> _What to work on_:
1. From the beverage-dispensing excerpt, list everything that the words "comprise" and "contain" are said not to exclude.
2. Resume the beverage-dispensing excerpt after its final sentence.

> _Excerpted text_:
<<<<

Also contemplated herein is a method of dispensing beverage, e.g. cask ale, from a dispense nozzle in fluid communication with a supply of beverage, the method comprising: drawing a stream of beverage from the supply; pressurising the stream to force it along a transport conduit under sustained pressure; regulating the pressure of the transported stream to a dispense pressure; and turbulating and dispensing the stream from the dispense nozzle.
As this method may be used to operate the system, optional and preferred features thereof will be readily apparent from the above description.
Throughout the description and claims of this specification, the words "comprise" and "contain" and variations of the words, for example "comprising" and "comprises", mean "including but not limited to", and do not exclude other moieties, additives, components, integers or steps. Moreover the singular encompasses the plural unless the context otherwise requires: in particular, where the indefinite article is used, the specification is to be understood as contemplating plurality as well as singularity, unless the context requires otherwise.

>>>>

> _Supplied material_:
<<<<

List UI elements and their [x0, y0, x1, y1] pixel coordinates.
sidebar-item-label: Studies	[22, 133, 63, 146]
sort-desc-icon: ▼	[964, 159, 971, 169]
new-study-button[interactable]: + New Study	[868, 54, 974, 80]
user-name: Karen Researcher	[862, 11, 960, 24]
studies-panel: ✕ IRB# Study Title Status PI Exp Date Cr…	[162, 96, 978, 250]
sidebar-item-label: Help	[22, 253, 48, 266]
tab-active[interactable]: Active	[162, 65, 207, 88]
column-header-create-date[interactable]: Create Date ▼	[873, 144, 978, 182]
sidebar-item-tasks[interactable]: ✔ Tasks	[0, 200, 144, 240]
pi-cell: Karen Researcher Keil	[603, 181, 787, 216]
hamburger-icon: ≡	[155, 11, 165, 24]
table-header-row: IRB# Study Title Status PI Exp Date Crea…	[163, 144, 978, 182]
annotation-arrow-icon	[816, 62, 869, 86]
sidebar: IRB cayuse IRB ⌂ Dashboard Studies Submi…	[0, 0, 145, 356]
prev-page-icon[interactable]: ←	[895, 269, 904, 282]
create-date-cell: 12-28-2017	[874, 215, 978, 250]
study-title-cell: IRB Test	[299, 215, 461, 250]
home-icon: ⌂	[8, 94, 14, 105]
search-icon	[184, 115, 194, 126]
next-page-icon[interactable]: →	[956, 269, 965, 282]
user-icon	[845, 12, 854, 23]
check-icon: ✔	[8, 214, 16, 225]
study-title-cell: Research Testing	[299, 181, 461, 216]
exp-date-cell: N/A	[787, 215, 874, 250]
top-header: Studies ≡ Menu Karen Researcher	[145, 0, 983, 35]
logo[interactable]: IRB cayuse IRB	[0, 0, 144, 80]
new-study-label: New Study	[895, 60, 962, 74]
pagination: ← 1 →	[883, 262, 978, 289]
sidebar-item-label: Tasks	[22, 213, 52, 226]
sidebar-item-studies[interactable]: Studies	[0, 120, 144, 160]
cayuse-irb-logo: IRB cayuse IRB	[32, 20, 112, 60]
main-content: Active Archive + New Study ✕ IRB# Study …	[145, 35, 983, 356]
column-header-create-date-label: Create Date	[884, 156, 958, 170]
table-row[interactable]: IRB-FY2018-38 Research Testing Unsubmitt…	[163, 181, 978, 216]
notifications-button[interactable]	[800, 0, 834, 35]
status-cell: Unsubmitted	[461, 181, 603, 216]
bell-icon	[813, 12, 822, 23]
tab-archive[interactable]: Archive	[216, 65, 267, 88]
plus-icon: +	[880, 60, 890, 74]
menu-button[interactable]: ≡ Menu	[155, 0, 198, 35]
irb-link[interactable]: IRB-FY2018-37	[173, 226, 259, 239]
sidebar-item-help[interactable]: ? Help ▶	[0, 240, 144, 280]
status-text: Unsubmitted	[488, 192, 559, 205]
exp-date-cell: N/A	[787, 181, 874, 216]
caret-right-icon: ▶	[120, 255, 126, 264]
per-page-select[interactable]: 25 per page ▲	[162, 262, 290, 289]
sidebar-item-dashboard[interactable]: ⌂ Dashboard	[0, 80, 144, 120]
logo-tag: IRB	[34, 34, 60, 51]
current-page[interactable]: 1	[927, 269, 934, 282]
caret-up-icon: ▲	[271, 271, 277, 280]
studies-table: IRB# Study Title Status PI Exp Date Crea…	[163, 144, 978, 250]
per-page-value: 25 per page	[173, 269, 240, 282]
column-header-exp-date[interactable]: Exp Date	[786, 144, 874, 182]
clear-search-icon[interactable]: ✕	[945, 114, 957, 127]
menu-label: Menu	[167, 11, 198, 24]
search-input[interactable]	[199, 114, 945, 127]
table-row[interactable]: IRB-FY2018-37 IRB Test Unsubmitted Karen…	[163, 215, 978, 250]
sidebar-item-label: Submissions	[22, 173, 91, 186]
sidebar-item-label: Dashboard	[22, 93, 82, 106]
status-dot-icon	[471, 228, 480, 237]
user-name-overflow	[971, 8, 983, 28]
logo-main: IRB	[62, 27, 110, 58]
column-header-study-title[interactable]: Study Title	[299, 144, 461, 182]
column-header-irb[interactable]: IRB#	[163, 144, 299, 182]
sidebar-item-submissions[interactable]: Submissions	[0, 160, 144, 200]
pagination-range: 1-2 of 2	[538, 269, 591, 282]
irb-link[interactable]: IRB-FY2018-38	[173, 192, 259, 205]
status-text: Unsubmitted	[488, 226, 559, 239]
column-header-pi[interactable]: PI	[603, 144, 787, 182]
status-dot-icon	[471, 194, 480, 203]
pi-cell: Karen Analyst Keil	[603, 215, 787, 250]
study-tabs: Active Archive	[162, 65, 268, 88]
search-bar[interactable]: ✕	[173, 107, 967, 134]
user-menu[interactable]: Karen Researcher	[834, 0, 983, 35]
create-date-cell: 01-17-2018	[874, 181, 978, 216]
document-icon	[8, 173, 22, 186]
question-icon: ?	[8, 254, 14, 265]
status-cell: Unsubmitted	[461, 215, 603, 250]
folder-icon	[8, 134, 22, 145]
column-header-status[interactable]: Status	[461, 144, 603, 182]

>>>>

> _Outputs by task_:
1. moieties, additives, components, integers, steps

2.
Preferred features of each aspect of the invention may be as described in connection with any of the other aspects, where context permits. Other features of the invention will become apparent from the following exemplary embodiments. Features, integers or characteristics described in conjunction with a particular aspect, embodiment or example of the invention are to be understood to be applicable to any other aspect, embodiment or example described herein unless incompatible therewith. Moreover unless stated otherwise, any feature disclosed herein may be replaced by an alternative feature serving the same or a similar purpose.
Where upper and lower limits are quoted for a property, then a range of values defined by a combination of any of the upper limits with any of the lower limits may also be implied.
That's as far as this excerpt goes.